Stored items

★ ★ ★

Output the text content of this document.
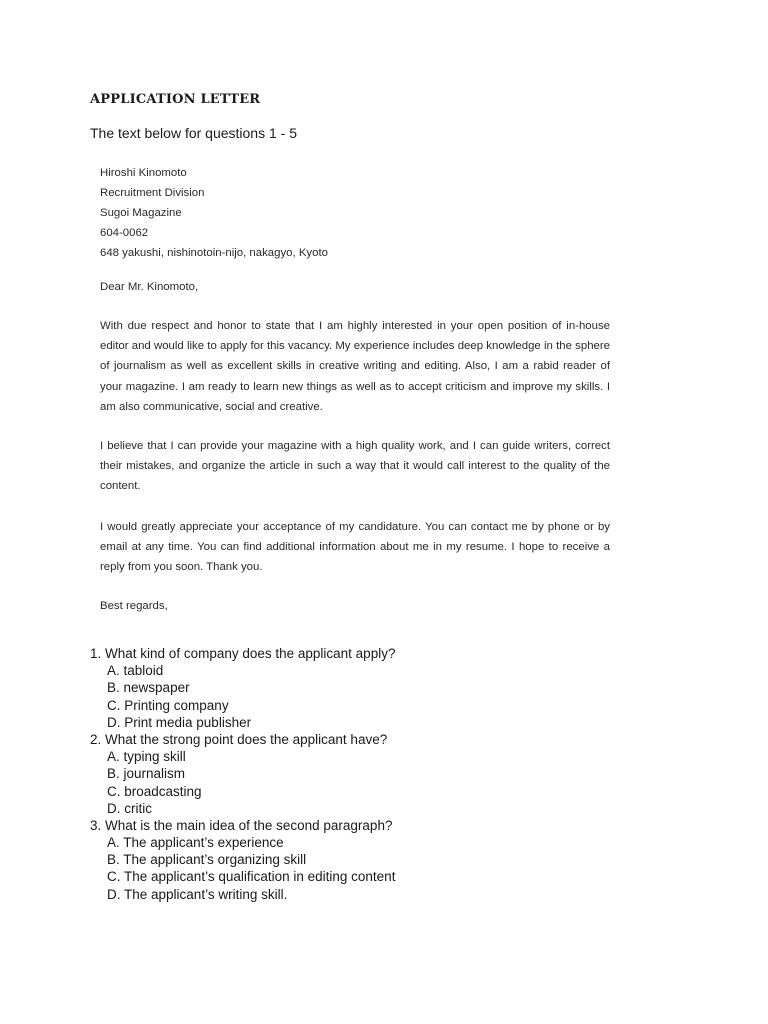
APPLICATION LETTER

The text below for questions 1 - 5

Hiroshi Kinomoto
Recruitment Division
Sugoi Magazine
604-0062
648 yakushi, nishinotoin-nijo, nakagyo, Kyoto
Dear Mr. Kinomoto,

With due respect and honor to state that I am highly interested in your open position of in-house editor and would like to apply for this vacancy. My experience includes deep knowledge in the sphere of journalism as well as excellent skills in creative writing and editing. Also, I am a rabid reader of your magazine. I am ready to learn new things as well as to accept criticism and improve my skills. I am also communicative, social and creative.

I believe that I can provide your magazine with a high quality work, and I can guide writers, correct their mistakes, and organize the article in such a way that it would call interest to the quality of the content.

I would greatly appreciate your acceptance of my candidature. You can contact me by phone or by email at any time. You can find additional information about me in my resume. I hope to receive a reply from you soon. Thank you.

Best regards,
1. What kind of company does the applicant apply?
A. tabloid
B. newspaper
C. Printing company
D. Print media publisher
2. What the strong point does the applicant have?
A. typing skill
B. journalism
C. broadcasting
D. critic
3. What is the main idea of the second paragraph?
A. The applicant’s experience
B. The applicant’s organizing skill
C. The applicant’s qualification in editing content
D. The applicant’s writing skill.
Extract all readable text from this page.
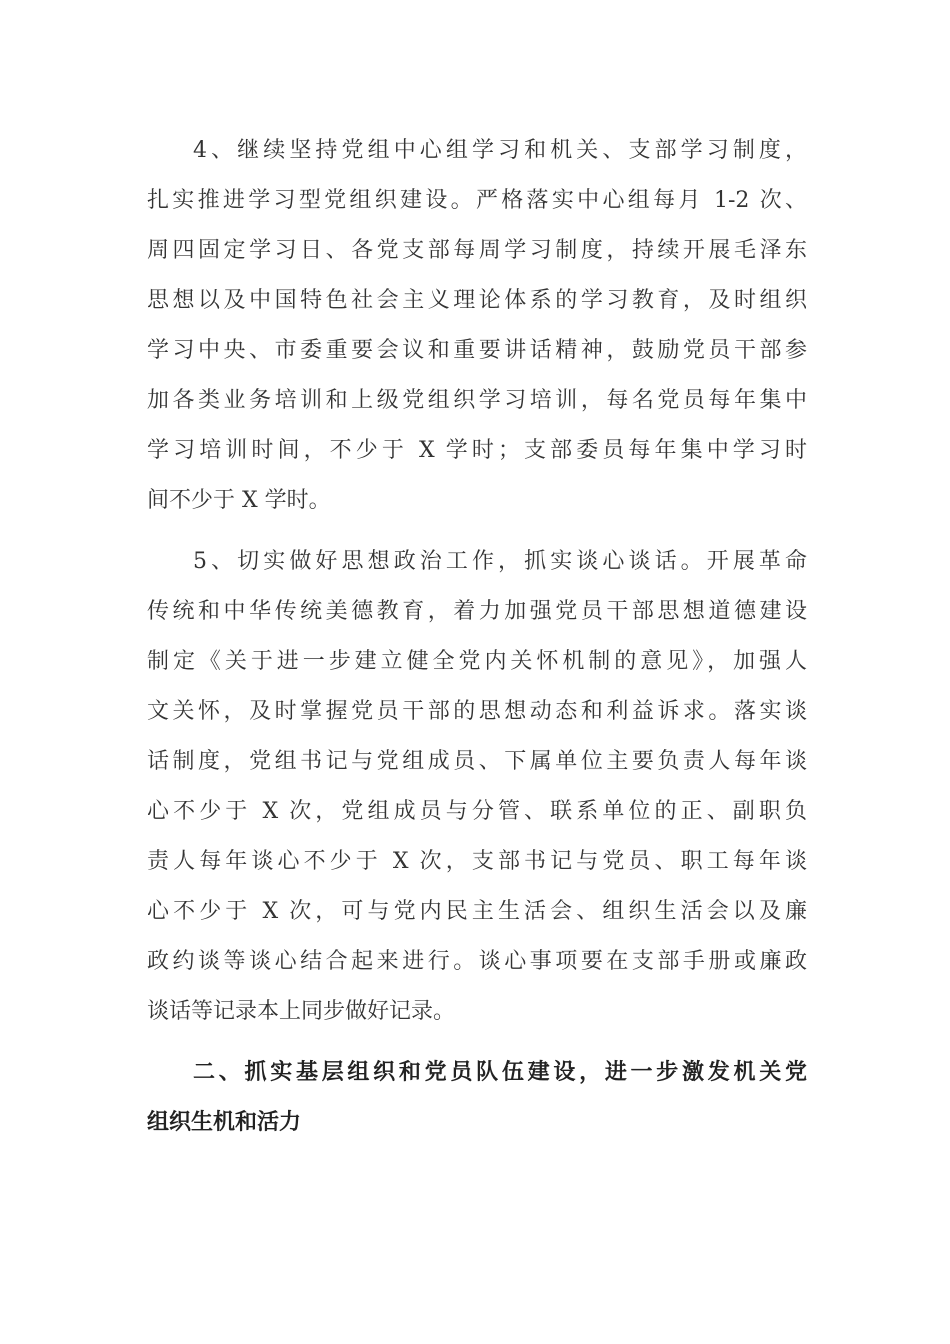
4、继续坚持党组中心组学习和机关、支部学习制度，
扎实推进学习型党组织建设。严格落实中心组每月 1-2 次、
周四固定学习日、各党支部每周学习制度，持续开展毛泽东
思想以及中国特色社会主义理论体系的学习教育，及时组织
学习中央、市委重要会议和重要讲话精神，鼓励党员干部参
加各类业务培训和上级党组织学习培训，每名党员每年集中
学习培训时间，不少于 X 学时；支部委员每年集中学习时
间不少于 X 学时。
5、切实做好思想政治工作，抓实谈心谈话。开展革命
传统和中华传统美德教育，着力加强党员干部思想道德建设
制定《关于进一步建立健全党内关怀机制的意见》，加强人
文关怀，及时掌握党员干部的思想动态和利益诉求。落实谈
话制度，党组书记与党组成员、下属单位主要负责人每年谈
心不少于 X 次，党组成员与分管、联系单位的正、副职负
责人每年谈心不少于 X 次，支部书记与党员、职工每年谈
心不少于 X 次，可与党内民主生活会、组织生活会以及廉
政约谈等谈心结合起来进行。谈心事项要在支部手册或廉政
谈话等记录本上同步做好记录。
二、抓实基层组织和党员队伍建设，进一步激发机关党
组织生机和活力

★ ★ ★

- **What is being asked**
Reproduce all of the data exactly; the pictures do not belong in the copy.

- **Solution below**
Output the text content of this document.
APPLICATION LETTER

The text below for questions 1 - 5

Hiroshi Kinomoto
Recruitment Division
Sugoi Magazine
604-0062
648 yakushi, nishinotoin-nijo, nakagyo, Kyoto
Dear Mr. Kinomoto,

With due respect and honor to state that I am highly interested in your open position of in-house editor and would like to apply for this vacancy. My experience includes deep knowledge in the sphere of journalism as well as excellent skills in creative writing and editing. Also, I am a rabid reader of your magazine. I am ready to learn new things as well as to accept criticism and improve my skills. I am also communicative, social and creative.

I believe that I can provide your magazine with a high quality work, and I can guide writers, correct their mistakes, and organize the article in such a way that it would call interest to the quality of the content.

I would greatly appreciate your acceptance of my candidature. You can contact me by phone or by email at any time. You can find additional information about me in my resume. I hope to receive a reply from you soon. Thank you.

Best regards,
1. What kind of company does the applicant apply?
A. tabloid
B. newspaper
C. Printing company
D. Print media publisher
2. What the strong point does the applicant have?
A. typing skill
B. journalism
C. broadcasting
D. critic
3. What is the main idea of the second paragraph?
A. The applicant’s experience
B. The applicant’s organizing skill
C. The applicant’s qualification in editing content
D. The applicant’s writing skill.
Extract all readable text from this page.
4、继续坚持党组中心组学习和机关、支部学习制度，
扎实推进学习型党组织建设。严格落实中心组每月 1-2 次、
周四固定学习日、各党支部每周学习制度，持续开展毛泽东
思想以及中国特色社会主义理论体系的学习教育，及时组织
学习中央、市委重要会议和重要讲话精神，鼓励党员干部参
加各类业务培训和上级党组织学习培训，每名党员每年集中
学习培训时间，不少于 X 学时；支部委员每年集中学习时
间不少于 X 学时。
5、切实做好思想政治工作，抓实谈心谈话。开展革命
传统和中华传统美德教育，着力加强党员干部思想道德建设
制定《关于进一步建立健全党内关怀机制的意见》，加强人
文关怀，及时掌握党员干部的思想动态和利益诉求。落实谈
话制度，党组书记与党组成员、下属单位主要负责人每年谈
心不少于 X 次，党组成员与分管、联系单位的正、副职负
责人每年谈心不少于 X 次，支部书记与党员、职工每年谈
心不少于 X 次，可与党内民主生活会、组织生活会以及廉
政约谈等谈心结合起来进行。谈心事项要在支部手册或廉政
谈话等记录本上同步做好记录。
二、抓实基层组织和党员队伍建设，进一步激发机关党
组织生机和活力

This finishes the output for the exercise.